++++ ENTRIES ++++
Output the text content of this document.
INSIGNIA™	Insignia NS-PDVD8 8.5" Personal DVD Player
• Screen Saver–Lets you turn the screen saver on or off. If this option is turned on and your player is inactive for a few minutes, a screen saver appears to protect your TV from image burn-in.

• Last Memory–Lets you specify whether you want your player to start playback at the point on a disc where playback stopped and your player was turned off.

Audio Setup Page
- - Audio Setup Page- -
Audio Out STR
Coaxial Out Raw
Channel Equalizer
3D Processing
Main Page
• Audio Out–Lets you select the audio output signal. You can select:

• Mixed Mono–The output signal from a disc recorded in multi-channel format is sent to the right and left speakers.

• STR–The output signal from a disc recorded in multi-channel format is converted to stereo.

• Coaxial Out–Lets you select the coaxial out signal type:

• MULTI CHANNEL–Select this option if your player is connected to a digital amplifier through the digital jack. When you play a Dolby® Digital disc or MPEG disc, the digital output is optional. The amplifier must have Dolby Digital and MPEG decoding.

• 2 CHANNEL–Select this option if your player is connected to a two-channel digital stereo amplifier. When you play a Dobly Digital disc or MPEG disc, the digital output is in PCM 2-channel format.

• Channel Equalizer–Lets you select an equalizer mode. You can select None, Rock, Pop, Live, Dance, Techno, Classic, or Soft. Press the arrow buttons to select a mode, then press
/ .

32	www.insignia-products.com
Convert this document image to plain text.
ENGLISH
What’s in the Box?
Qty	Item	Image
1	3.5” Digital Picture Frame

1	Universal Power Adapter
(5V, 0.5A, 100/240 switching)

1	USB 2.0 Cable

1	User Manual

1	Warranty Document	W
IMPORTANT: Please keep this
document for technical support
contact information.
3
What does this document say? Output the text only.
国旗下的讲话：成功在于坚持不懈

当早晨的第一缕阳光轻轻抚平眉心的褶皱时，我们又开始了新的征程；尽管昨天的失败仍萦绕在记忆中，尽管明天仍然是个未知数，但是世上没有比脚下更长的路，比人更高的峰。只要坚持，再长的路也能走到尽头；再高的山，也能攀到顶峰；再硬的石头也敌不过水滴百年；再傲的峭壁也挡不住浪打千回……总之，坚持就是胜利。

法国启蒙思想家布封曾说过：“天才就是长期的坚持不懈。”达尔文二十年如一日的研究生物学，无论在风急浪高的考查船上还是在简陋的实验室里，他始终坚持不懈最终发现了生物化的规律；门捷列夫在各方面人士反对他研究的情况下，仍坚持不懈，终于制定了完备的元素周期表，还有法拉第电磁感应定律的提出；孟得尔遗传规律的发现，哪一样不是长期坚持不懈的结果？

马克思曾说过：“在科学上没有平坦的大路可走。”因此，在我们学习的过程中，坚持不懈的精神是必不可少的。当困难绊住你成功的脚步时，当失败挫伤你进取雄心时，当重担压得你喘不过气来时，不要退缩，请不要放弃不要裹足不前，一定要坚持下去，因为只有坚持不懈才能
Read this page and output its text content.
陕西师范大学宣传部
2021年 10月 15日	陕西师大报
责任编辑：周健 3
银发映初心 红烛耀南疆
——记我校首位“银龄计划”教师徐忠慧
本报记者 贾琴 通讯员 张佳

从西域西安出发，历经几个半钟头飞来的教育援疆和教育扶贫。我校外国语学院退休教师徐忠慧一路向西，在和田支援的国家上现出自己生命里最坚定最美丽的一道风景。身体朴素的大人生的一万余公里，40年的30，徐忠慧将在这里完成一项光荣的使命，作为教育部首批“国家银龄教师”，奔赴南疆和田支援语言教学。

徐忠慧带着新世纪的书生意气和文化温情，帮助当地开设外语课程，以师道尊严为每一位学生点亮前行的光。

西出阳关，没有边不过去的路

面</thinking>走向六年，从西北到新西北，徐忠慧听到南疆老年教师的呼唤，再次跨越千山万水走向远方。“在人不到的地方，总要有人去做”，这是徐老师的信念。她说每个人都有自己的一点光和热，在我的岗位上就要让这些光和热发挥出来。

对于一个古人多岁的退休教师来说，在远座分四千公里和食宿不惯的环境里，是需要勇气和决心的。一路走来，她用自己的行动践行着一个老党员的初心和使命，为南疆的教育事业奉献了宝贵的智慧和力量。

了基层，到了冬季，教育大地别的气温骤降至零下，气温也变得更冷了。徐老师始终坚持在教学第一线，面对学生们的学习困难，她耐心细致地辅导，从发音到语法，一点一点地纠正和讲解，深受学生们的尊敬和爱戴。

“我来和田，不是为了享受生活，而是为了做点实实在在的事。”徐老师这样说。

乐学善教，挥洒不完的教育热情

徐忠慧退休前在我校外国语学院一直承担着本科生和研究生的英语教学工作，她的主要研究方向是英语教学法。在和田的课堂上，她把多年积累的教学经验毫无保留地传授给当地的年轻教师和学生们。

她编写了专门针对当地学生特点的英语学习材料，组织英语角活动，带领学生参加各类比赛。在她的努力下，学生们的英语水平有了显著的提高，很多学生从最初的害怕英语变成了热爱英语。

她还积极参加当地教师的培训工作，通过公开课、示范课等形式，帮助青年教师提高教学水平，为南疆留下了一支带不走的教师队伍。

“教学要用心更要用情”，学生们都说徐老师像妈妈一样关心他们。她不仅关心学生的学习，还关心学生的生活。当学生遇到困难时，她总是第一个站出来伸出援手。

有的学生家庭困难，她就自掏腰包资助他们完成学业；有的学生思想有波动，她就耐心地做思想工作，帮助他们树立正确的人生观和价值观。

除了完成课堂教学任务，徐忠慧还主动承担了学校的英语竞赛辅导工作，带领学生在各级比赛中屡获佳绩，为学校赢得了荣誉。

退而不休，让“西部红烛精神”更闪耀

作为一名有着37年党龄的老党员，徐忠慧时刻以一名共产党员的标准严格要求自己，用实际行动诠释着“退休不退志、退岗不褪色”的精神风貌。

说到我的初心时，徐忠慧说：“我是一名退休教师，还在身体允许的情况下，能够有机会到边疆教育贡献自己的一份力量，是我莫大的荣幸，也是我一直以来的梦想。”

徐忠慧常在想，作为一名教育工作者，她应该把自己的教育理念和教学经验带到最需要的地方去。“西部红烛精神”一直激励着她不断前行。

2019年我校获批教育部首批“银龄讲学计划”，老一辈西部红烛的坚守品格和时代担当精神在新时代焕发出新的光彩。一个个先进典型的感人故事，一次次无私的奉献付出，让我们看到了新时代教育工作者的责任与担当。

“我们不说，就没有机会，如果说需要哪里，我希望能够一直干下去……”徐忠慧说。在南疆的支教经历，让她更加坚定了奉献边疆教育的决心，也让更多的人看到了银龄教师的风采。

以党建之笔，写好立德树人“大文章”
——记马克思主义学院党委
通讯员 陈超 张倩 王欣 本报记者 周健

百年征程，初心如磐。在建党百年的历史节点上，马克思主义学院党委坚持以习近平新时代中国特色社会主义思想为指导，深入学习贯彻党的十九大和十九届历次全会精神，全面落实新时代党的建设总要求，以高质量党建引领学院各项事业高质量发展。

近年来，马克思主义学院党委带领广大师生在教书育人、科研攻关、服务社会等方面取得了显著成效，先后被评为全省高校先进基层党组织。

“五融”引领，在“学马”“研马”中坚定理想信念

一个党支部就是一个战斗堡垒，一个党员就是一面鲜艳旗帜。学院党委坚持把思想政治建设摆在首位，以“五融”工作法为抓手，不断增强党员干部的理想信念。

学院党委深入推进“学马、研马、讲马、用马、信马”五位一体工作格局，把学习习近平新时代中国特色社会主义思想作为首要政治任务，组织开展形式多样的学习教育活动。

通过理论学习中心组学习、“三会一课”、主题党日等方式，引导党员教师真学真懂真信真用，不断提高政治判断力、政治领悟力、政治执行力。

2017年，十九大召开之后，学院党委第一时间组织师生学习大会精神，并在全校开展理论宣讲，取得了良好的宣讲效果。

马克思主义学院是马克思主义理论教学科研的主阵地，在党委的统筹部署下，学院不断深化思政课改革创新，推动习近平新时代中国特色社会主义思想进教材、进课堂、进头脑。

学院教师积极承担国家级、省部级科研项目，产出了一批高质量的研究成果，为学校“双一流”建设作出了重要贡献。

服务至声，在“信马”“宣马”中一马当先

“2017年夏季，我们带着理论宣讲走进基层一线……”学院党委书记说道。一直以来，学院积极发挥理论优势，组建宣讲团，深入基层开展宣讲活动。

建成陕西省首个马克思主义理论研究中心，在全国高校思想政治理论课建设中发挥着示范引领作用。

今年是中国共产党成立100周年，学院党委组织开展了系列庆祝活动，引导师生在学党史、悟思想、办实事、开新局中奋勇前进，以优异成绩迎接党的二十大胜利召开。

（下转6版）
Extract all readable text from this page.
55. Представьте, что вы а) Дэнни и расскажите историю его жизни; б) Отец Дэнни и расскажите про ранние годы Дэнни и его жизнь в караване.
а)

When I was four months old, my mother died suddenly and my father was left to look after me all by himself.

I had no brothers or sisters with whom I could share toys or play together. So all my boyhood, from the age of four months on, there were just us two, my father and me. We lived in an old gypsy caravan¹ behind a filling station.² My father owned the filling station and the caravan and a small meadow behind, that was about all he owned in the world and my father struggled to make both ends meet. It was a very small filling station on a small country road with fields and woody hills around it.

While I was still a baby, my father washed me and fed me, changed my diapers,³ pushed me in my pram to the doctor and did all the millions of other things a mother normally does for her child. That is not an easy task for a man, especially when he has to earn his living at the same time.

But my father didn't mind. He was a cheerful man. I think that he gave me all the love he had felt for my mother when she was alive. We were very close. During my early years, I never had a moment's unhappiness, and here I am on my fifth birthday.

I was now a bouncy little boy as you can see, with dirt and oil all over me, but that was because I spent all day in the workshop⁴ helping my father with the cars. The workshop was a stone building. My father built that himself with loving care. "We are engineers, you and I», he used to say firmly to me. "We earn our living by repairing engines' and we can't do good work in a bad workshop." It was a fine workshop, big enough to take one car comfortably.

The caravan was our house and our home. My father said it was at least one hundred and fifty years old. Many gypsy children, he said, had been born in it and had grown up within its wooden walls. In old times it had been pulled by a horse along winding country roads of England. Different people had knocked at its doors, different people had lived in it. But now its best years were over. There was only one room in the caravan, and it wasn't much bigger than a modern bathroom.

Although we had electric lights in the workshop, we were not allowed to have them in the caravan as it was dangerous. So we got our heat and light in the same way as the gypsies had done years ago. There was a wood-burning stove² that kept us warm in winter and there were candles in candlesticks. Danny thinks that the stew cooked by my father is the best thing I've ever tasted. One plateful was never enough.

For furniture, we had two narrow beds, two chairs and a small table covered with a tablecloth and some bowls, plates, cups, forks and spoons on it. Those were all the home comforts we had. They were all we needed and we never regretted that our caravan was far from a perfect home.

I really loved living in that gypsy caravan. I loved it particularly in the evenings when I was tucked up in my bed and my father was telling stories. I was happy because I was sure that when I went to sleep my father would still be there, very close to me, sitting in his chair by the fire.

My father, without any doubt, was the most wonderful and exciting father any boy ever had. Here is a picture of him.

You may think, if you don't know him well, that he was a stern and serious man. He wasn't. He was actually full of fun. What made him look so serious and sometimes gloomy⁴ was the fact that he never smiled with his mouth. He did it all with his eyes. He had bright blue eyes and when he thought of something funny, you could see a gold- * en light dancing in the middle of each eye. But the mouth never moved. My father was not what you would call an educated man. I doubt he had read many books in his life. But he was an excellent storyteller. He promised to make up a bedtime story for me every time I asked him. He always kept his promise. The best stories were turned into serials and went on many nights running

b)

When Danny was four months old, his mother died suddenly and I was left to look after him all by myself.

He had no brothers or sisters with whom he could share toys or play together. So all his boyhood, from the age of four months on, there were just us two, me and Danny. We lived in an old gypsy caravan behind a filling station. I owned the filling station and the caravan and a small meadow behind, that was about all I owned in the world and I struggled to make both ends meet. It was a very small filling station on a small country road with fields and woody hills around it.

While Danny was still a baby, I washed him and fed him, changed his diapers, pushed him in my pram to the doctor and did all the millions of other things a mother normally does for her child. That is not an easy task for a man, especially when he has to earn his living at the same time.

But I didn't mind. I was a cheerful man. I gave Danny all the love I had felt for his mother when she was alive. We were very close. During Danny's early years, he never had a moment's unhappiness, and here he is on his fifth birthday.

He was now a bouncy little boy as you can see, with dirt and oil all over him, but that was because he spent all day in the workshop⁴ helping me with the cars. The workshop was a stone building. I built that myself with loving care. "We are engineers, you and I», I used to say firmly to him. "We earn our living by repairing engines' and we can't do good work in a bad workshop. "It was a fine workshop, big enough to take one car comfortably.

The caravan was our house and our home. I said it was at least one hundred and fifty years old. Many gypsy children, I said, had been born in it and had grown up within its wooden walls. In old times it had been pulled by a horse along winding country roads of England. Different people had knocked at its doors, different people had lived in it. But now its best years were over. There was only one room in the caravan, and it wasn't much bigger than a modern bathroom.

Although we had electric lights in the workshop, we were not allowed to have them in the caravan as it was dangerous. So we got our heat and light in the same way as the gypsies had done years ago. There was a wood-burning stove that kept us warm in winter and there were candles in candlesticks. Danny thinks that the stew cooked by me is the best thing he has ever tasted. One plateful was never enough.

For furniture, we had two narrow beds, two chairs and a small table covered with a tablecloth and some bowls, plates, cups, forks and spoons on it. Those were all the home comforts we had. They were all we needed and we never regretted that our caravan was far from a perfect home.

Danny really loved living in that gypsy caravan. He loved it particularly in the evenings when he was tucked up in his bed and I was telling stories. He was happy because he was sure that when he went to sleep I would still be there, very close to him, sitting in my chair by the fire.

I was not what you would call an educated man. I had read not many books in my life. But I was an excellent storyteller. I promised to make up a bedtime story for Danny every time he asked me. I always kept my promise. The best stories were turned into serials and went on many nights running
++++
## PROBLEM REQUIREMENTS
State how many lines of the records above contain the word "西部红烛精神", and give only that number.

## THE RESPONSE
2